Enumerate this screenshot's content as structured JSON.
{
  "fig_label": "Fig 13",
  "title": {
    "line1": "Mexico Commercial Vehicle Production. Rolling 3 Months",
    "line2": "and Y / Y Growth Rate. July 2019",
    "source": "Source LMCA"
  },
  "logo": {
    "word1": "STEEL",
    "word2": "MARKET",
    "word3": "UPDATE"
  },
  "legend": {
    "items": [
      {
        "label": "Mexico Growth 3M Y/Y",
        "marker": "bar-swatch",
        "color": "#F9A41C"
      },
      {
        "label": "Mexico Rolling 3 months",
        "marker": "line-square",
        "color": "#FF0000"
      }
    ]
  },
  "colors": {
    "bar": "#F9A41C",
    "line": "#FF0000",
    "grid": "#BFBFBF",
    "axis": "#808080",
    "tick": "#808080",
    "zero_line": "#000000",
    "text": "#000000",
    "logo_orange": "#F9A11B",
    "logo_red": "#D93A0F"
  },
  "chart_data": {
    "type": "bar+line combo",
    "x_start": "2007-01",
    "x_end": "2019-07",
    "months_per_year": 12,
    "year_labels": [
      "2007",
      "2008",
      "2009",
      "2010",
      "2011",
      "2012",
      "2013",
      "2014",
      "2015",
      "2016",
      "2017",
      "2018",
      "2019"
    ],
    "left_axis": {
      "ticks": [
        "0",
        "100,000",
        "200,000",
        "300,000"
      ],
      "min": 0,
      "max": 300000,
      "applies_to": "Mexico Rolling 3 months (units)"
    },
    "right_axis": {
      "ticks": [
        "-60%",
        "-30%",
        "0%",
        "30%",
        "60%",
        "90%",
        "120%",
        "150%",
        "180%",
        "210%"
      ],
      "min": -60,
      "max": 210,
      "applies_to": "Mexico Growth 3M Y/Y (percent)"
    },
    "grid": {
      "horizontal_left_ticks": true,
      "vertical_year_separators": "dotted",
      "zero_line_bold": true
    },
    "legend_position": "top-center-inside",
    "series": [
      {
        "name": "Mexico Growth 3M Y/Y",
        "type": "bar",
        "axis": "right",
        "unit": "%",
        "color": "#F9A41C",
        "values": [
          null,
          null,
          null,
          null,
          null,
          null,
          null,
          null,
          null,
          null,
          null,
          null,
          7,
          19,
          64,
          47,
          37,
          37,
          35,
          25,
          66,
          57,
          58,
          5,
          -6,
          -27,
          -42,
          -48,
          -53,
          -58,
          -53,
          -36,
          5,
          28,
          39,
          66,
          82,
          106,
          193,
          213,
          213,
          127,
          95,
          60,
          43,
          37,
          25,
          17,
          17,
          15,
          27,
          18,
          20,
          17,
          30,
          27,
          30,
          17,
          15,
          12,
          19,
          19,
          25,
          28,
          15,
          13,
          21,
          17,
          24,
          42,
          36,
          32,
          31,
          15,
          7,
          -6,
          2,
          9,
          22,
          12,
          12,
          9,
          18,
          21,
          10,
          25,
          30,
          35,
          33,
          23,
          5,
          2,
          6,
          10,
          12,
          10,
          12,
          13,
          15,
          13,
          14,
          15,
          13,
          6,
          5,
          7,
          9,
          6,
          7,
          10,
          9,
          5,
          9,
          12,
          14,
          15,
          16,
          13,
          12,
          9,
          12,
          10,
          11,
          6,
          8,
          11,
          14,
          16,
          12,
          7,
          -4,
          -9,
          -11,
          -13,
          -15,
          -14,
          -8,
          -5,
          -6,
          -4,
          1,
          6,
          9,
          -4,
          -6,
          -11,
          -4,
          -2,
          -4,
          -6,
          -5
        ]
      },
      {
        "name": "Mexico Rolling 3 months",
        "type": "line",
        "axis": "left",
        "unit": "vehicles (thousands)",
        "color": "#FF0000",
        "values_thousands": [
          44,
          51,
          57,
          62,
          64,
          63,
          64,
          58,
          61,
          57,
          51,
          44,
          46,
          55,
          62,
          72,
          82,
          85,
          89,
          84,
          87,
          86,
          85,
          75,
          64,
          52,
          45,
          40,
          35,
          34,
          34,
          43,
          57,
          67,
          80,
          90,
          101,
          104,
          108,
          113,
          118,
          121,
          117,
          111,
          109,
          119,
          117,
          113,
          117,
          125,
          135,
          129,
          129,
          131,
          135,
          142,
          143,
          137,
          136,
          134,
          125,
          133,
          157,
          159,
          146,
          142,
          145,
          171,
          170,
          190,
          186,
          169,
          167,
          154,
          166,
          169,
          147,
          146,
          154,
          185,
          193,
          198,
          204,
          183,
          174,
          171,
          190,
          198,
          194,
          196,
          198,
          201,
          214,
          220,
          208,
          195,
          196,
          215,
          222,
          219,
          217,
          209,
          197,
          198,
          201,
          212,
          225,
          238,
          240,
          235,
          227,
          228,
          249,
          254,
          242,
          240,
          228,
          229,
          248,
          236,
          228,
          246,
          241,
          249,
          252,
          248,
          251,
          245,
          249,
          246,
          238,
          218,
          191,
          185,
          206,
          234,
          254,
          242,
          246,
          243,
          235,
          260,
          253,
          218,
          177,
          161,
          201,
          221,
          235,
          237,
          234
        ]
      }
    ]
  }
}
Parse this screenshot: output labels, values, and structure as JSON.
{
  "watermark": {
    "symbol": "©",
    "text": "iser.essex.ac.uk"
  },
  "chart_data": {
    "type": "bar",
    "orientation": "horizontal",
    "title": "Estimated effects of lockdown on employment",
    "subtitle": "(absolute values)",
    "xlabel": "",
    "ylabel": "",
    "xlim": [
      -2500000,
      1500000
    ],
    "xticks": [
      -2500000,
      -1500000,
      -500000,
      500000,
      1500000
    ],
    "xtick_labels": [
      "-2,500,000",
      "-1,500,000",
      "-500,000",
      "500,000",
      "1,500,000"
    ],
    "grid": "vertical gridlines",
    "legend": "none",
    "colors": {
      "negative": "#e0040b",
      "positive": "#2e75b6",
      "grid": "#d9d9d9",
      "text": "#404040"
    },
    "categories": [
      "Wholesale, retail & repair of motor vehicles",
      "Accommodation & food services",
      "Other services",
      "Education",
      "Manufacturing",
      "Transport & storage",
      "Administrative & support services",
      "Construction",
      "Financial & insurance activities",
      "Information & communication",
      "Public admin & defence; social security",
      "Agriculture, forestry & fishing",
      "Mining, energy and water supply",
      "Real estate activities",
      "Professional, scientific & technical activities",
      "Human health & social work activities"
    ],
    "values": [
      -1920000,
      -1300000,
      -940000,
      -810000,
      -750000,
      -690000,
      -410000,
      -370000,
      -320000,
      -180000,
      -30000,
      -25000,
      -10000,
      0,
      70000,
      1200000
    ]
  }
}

----------

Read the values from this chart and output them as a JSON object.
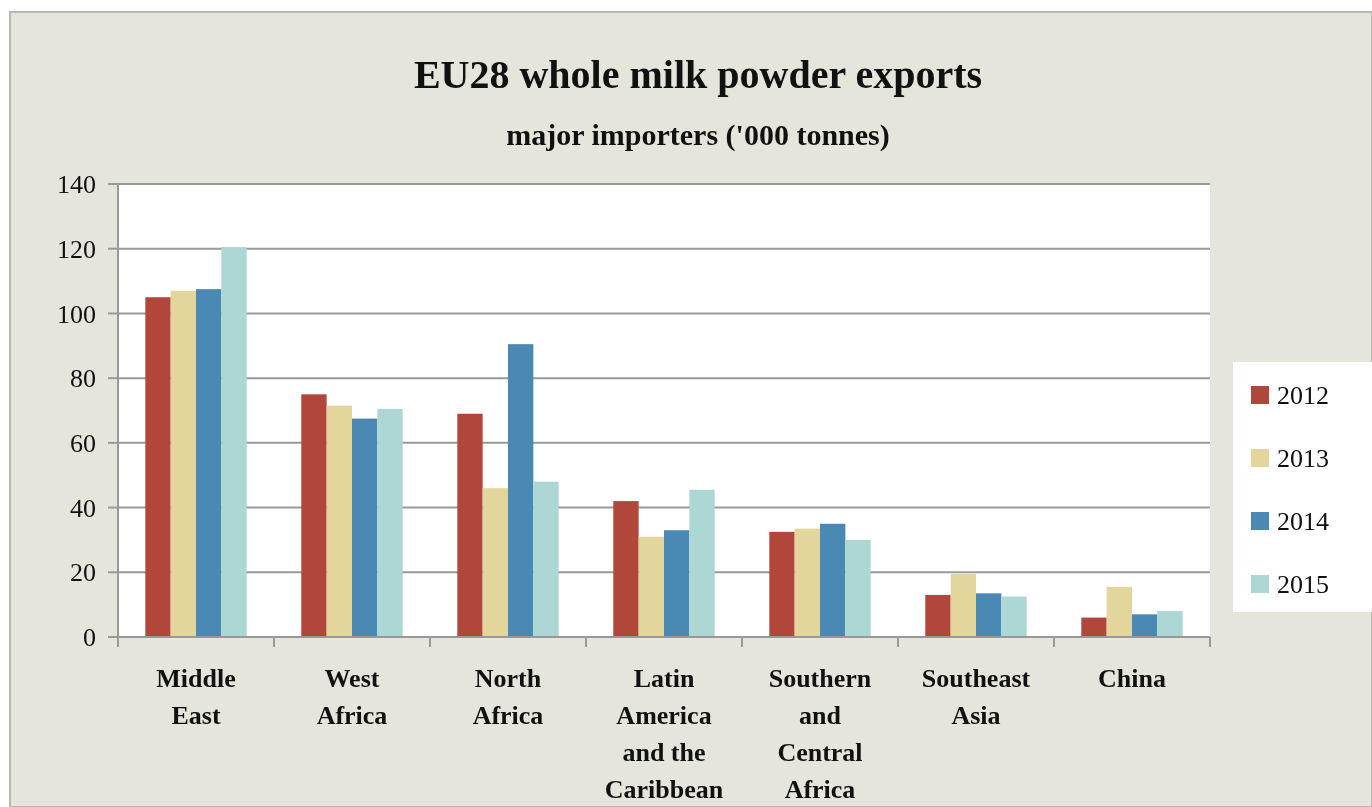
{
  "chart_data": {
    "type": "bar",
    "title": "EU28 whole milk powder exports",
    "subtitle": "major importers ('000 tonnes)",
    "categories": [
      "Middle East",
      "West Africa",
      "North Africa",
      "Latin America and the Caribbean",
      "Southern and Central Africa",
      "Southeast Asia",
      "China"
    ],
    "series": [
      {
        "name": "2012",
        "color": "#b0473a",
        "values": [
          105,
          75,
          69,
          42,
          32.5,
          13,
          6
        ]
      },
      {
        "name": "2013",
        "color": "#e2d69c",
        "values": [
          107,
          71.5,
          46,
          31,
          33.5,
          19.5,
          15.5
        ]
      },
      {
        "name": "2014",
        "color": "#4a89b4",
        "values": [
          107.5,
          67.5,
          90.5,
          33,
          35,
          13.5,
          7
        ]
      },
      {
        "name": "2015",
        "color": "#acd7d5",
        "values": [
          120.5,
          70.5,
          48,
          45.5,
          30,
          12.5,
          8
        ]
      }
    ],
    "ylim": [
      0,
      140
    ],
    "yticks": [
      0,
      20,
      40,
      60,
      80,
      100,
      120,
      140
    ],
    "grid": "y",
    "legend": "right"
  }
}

----------

AIM:
Go through the entries and return each line where the word "type" appears.

TASK ANSWER:
    "type": "bar+line combo",
        "type": "bar",
        "type": "line",
    "type": "bar",
    "type": "bar",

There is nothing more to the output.